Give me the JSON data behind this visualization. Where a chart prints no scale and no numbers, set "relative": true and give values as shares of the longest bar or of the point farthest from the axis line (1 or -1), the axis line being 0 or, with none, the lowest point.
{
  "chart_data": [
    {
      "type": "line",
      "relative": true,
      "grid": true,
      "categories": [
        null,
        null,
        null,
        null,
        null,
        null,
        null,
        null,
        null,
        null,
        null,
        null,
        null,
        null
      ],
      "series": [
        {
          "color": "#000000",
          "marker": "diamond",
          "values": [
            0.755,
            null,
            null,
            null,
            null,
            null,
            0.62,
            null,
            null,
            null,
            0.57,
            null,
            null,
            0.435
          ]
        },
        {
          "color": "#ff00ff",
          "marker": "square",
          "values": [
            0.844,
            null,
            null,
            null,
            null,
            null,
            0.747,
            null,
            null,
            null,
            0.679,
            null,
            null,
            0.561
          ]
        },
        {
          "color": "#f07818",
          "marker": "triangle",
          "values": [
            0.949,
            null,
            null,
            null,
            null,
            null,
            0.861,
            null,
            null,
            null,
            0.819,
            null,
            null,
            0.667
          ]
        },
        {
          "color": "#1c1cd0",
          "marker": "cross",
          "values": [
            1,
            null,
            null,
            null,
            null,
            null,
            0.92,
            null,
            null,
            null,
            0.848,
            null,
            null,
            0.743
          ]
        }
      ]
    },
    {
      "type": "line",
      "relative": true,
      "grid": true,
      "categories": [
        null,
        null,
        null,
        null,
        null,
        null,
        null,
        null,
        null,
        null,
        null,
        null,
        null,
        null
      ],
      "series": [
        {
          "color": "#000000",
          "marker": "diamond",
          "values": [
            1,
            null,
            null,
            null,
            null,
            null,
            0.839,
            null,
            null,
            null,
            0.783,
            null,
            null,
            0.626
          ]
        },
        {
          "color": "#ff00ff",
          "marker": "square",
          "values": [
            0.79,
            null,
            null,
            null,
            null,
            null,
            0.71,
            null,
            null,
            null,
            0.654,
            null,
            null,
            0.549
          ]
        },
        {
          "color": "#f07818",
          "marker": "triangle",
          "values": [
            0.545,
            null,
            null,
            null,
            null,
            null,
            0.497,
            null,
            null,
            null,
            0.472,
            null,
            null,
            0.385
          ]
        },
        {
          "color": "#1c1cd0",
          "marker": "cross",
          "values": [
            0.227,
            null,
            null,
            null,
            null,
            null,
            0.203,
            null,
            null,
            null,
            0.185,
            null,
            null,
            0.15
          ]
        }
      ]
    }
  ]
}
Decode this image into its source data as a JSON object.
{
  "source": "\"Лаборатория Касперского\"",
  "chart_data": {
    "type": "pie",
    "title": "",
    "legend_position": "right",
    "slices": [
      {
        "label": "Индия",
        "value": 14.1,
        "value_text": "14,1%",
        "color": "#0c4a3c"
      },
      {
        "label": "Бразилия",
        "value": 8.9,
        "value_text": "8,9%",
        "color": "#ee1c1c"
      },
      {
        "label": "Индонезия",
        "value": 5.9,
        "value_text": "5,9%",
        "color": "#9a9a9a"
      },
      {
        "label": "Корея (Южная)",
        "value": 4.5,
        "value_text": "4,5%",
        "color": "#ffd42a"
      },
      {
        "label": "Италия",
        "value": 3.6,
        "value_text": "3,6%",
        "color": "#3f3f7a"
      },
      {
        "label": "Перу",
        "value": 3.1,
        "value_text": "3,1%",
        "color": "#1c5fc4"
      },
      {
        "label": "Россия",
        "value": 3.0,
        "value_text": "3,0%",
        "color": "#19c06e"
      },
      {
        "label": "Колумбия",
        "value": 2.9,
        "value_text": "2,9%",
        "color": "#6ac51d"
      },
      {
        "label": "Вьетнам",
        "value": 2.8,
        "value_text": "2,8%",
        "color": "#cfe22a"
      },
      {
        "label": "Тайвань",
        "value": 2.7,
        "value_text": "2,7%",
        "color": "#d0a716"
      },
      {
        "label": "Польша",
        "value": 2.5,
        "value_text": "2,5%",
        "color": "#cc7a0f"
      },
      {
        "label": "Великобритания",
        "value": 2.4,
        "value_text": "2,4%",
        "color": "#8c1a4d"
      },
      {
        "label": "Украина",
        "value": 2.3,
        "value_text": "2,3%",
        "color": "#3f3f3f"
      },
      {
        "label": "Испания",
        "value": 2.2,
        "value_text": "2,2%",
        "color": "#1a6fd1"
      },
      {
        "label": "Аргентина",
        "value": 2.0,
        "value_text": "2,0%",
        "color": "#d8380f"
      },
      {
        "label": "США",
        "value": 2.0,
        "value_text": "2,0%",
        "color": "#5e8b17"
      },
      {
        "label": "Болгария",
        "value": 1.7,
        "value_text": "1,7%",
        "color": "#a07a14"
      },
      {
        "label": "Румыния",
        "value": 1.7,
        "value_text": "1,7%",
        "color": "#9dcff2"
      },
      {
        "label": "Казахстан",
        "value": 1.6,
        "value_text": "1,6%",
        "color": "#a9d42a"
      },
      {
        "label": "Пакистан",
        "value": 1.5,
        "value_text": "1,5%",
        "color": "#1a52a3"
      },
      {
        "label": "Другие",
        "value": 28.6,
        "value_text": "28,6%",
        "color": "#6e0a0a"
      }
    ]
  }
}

****

YOUR GOAL >>
Look through the entries and return every line where "this" appears.

TASK RESPONSE >>
Give me the JSON data behind this visualization. Where a chart prints no scale and no numbers, set "relative": true and give values as shares of the longest bar or of the point farthest from the axis line (1 or -1), the axis line being 0 or, with none, the lowest point.
Decode this image into its source data as a JSON object.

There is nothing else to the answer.